# [Records to process]
—————

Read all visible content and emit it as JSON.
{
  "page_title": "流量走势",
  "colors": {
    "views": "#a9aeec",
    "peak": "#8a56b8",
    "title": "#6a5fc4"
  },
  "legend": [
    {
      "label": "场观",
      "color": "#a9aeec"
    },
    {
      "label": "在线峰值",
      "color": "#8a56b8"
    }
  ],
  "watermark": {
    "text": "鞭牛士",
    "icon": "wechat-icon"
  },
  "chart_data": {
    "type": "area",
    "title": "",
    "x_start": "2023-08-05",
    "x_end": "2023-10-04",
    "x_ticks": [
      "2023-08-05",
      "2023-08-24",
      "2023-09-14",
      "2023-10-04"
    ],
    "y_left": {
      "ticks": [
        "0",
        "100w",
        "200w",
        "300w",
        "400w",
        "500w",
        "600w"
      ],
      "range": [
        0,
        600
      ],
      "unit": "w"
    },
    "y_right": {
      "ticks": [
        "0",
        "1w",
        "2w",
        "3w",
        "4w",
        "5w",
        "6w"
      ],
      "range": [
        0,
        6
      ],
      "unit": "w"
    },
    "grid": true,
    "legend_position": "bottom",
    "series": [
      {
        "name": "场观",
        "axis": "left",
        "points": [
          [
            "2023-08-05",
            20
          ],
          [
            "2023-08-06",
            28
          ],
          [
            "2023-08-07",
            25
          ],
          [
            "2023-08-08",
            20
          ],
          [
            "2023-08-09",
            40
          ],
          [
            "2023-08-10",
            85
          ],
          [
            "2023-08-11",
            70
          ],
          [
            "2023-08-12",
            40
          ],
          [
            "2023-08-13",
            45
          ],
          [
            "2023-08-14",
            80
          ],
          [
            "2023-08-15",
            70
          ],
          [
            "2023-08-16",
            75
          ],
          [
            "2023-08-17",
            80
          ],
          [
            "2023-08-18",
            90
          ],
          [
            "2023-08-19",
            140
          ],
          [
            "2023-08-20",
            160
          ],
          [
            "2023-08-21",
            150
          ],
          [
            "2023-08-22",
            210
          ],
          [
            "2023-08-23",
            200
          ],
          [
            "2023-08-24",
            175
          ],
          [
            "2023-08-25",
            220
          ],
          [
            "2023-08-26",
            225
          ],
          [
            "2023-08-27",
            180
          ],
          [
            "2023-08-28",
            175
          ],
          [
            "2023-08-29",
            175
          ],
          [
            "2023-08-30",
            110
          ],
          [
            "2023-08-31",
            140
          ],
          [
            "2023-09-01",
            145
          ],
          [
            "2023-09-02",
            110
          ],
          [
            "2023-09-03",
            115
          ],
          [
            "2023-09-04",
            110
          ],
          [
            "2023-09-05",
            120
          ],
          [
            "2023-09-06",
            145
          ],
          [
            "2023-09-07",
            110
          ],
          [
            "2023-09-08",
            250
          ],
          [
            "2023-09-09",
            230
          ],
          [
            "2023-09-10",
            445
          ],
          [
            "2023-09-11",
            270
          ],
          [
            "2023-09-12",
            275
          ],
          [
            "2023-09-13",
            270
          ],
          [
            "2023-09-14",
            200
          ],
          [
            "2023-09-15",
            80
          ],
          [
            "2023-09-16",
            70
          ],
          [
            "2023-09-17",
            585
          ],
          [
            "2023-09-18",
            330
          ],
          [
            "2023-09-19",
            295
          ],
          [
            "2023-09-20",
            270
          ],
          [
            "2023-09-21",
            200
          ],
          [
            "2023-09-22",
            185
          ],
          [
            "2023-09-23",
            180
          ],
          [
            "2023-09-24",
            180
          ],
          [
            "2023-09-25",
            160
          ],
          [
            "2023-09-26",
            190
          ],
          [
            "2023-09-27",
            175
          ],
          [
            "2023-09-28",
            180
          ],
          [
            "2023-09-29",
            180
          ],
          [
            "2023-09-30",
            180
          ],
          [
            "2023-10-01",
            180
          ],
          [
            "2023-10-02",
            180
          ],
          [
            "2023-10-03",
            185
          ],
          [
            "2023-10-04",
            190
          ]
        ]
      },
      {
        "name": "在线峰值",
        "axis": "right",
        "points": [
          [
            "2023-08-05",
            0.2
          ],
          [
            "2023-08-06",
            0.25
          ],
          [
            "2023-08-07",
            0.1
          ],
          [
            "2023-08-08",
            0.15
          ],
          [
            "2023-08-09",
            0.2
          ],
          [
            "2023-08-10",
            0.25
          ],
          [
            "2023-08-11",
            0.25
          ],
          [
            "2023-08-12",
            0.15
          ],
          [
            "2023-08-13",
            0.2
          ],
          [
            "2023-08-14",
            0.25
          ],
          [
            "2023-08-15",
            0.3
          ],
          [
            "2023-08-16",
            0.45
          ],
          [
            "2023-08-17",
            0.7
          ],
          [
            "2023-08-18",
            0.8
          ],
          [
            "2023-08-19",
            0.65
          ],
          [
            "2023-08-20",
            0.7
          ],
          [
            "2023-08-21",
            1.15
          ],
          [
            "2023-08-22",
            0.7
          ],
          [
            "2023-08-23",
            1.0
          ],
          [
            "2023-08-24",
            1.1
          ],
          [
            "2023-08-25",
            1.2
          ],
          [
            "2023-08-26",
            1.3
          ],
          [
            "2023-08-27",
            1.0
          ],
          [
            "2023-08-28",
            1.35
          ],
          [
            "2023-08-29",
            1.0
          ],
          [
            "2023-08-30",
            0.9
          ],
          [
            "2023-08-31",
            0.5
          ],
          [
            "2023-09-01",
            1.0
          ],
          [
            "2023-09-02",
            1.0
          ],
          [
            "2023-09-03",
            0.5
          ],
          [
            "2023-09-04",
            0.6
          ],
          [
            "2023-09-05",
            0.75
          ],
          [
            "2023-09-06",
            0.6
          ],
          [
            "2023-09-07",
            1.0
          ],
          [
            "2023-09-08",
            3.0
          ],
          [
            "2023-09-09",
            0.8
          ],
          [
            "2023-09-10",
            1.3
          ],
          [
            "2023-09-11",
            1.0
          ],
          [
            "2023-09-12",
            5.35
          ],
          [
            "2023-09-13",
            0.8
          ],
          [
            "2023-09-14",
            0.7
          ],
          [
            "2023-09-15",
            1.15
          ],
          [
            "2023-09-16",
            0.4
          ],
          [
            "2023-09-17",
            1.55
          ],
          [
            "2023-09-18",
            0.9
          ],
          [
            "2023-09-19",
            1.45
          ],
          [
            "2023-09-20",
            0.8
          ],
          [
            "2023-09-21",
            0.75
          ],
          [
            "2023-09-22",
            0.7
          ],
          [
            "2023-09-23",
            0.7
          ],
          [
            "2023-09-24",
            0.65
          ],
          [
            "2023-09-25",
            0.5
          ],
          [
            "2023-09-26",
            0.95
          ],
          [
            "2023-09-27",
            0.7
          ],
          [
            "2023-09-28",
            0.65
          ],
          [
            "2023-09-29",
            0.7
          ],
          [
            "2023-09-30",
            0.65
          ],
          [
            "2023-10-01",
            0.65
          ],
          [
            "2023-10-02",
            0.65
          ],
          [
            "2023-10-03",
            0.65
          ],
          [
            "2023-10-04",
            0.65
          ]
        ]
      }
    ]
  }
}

—————

# [The problem]
Please restate the data word for word, every record included.

# [Exercise solution]
Read all visible content and emit it as JSON.
{
  "page_title": "流量走势",
  "colors": {
    "views": "#a9aeec",
    "peak": "#8a56b8",
    "title": "#6a5fc4"
  },
  "legend": [
    {
      "label": "场观",
      "color": "#a9aeec"
    },
    {
      "label": "在线峰值",
      "color": "#8a56b8"
    }
  ],
  "watermark": {
    "text": "鞭牛士",
    "icon": "wechat-icon"
  },
  "chart_data": {
    "type": "area",
    "title": "",
    "x_start": "2023-08-05",
    "x_end": "2023-10-04",
    "x_ticks": [
      "2023-08-05",
      "2023-08-24",
      "2023-09-14",
      "2023-10-04"
    ],
    "y_left": {
      "ticks": [
        "0",
        "100w",
        "200w",
        "300w",
        "400w",
        "500w",
        "600w"
      ],
      "range": [
        0,
        600
      ],
      "unit": "w"
    },
    "y_right": {
      "ticks": [
        "0",
        "1w",
        "2w",
        "3w",
        "4w",
        "5w",
        "6w"
      ],
      "range": [
        0,
        6
      ],
      "unit": "w"
    },
    "grid": true,
    "legend_position": "bottom",
    "series": [
      {
        "name": "场观",
        "axis": "left",
        "points": [
          [
            "2023-08-05",
            20
          ],
          [
            "2023-08-06",
            28
          ],
          [
            "2023-08-07",
            25
          ],
          [
            "2023-08-08",
            20
          ],
          [
            "2023-08-09",
            40
          ],
          [
            "2023-08-10",
            85
          ],
          [
            "2023-08-11",
            70
          ],
          [
            "2023-08-12",
            40
          ],
          [
            "2023-08-13",
            45
          ],
          [
            "2023-08-14",
            80
          ],
          [
            "2023-08-15",
            70
          ],
          [
            "2023-08-16",
            75
          ],
          [
            "2023-08-17",
            80
          ],
          [
            "2023-08-18",
            90
          ],
          [
            "2023-08-19",
            140
          ],
          [
            "2023-08-20",
            160
          ],
          [
            "2023-08-21",
            150
          ],
          [
            "2023-08-22",
            210
          ],
          [
            "2023-08-23",
            200
          ],
          [
            "2023-08-24",
            175
          ],
          [
            "2023-08-25",
            220
          ],
          [
            "2023-08-26",
            225
          ],
          [
            "2023-08-27",
            180
          ],
          [
            "2023-08-28",
            175
          ],
          [
            "2023-08-29",
            175
          ],
          [
            "2023-08-30",
            110
          ],
          [
            "2023-08-31",
            140
          ],
          [
            "2023-09-01",
            145
          ],
          [
            "2023-09-02",
            110
          ],
          [
            "2023-09-03",
            115
          ],
          [
            "2023-09-04",
            110
          ],
          [
            "2023-09-05",
            120
          ],
          [
            "2023-09-06",
            145
          ],
          [
            "2023-09-07",
            110
          ],
          [
            "2023-09-08",
            250
          ],
          [
            "2023-09-09",
            230
          ],
          [
            "2023-09-10",
            445
          ],
          [
            "2023-09-11",
            270
          ],
          [
            "2023-09-12",
            275
          ],
          [
            "2023-09-13",
            270
          ],
          [
            "2023-09-14",
            200
          ],
          [
            "2023-09-15",
            80
          ],
          [
            "2023-09-16",
            70
          ],
          [
            "2023-09-17",
            585
          ],
          [
            "2023-09-18",
            330
          ],
          [
            "2023-09-19",
            295
          ],
          [
            "2023-09-20",
            270
          ],
          [
            "2023-09-21",
            200
          ],
          [
            "2023-09-22",
            185
          ],
          [
            "2023-09-23",
            180
          ],
          [
            "2023-09-24",
            180
          ],
          [
            "2023-09-25",
            160
          ],
          [
            "2023-09-26",
            190
          ],
          [
            "2023-09-27",
            175
          ],
          [
            "2023-09-28",
            180
          ],
          [
            "2023-09-29",
            180
          ],
          [
            "2023-09-30",
            180
          ],
          [
            "2023-10-01",
            180
          ],
          [
            "2023-10-02",
            180
          ],
          [
            "2023-10-03",
            185
          ],
          [
            "2023-10-04",
            190
          ]
        ]
      },
      {
        "name": "在线峰值",
        "axis": "right",
        "points": [
          [
            "2023-08-05",
            0.2
          ],
          [
            "2023-08-06",
            0.25
          ],
          [
            "2023-08-07",
            0.1
          ],
          [
            "2023-08-08",
            0.15
          ],
          [
            "2023-08-09",
            0.2
          ],
          [
            "2023-08-10",
            0.25
          ],
          [
            "2023-08-11",
            0.25
          ],
          [
            "2023-08-12",
            0.15
          ],
          [
            "2023-08-13",
            0.2
          ],
          [
            "2023-08-14",
            0.25
          ],
          [
            "2023-08-15",
            0.3
          ],
          [
            "2023-08-16",
            0.45
          ],
          [
            "2023-08-17",
            0.7
          ],
          [
            "2023-08-18",
            0.8
          ],
          [
            "2023-08-19",
            0.65
          ],
          [
            "2023-08-20",
            0.7
          ],
          [
            "2023-08-21",
            1.15
          ],
          [
            "2023-08-22",
            0.7
          ],
          [
            "2023-08-23",
            1.0
          ],
          [
            "2023-08-24",
            1.1
          ],
          [
            "2023-08-25",
            1.2
          ],
          [
            "2023-08-26",
            1.3
          ],
          [
            "2023-08-27",
            1.0
          ],
          [
            "2023-08-28",
            1.35
          ],
          [
            "2023-08-29",
            1.0
          ],
          [
            "2023-08-30",
            0.9
          ],
          [
            "2023-08-31",
            0.5
          ],
          [
            "2023-09-01",
            1.0
          ],
          [
            "2023-09-02",
            1.0
          ],
          [
            "2023-09-03",
            0.5
          ],
          [
            "2023-09-04",
            0.6
          ],
          [
            "2023-09-05",
            0.75
          ],
          [
            "2023-09-06",
            0.6
          ],
          [
            "2023-09-07",
            1.0
          ],
          [
            "2023-09-08",
            3.0
          ],
          [
            "2023-09-09",
            0.8
          ],
          [
            "2023-09-10",
            1.3
          ],
          [
            "2023-09-11",
            1.0
          ],
          [
            "2023-09-12",
            5.35
          ],
          [
            "2023-09-13",
            0.8
          ],
          [
            "2023-09-14",
            0.7
          ],
          [
            "2023-09-15",
            1.15
          ],
          [
            "2023-09-16",
            0.4
          ],
          [
            "2023-09-17",
            1.55
          ],
          [
            "2023-09-18",
            0.9
          ],
          [
            "2023-09-19",
            1.45
          ],
          [
            "2023-09-20",
            0.8
          ],
          [
            "2023-09-21",
            0.75
          ],
          [
            "2023-09-22",
            0.7
          ],
          [
            "2023-09-23",
            0.7
          ],
          [
            "2023-09-24",
            0.65
          ],
          [
            "2023-09-25",
            0.5
          ],
          [
            "2023-09-26",
            0.95
          ],
          [
            "2023-09-27",
            0.7
          ],
          [
            "2023-09-28",
            0.65
          ],
          [
            "2023-09-29",
            0.7
          ],
          [
            "2023-09-30",
            0.65
          ],
          [
            "2023-10-01",
            0.65
          ],
          [
            "2023-10-02",
            0.65
          ],
          [
            "2023-10-03",
            0.65
          ],
          [
            "2023-10-04",
            0.65
          ]
        ]
      }
    ]
  }
}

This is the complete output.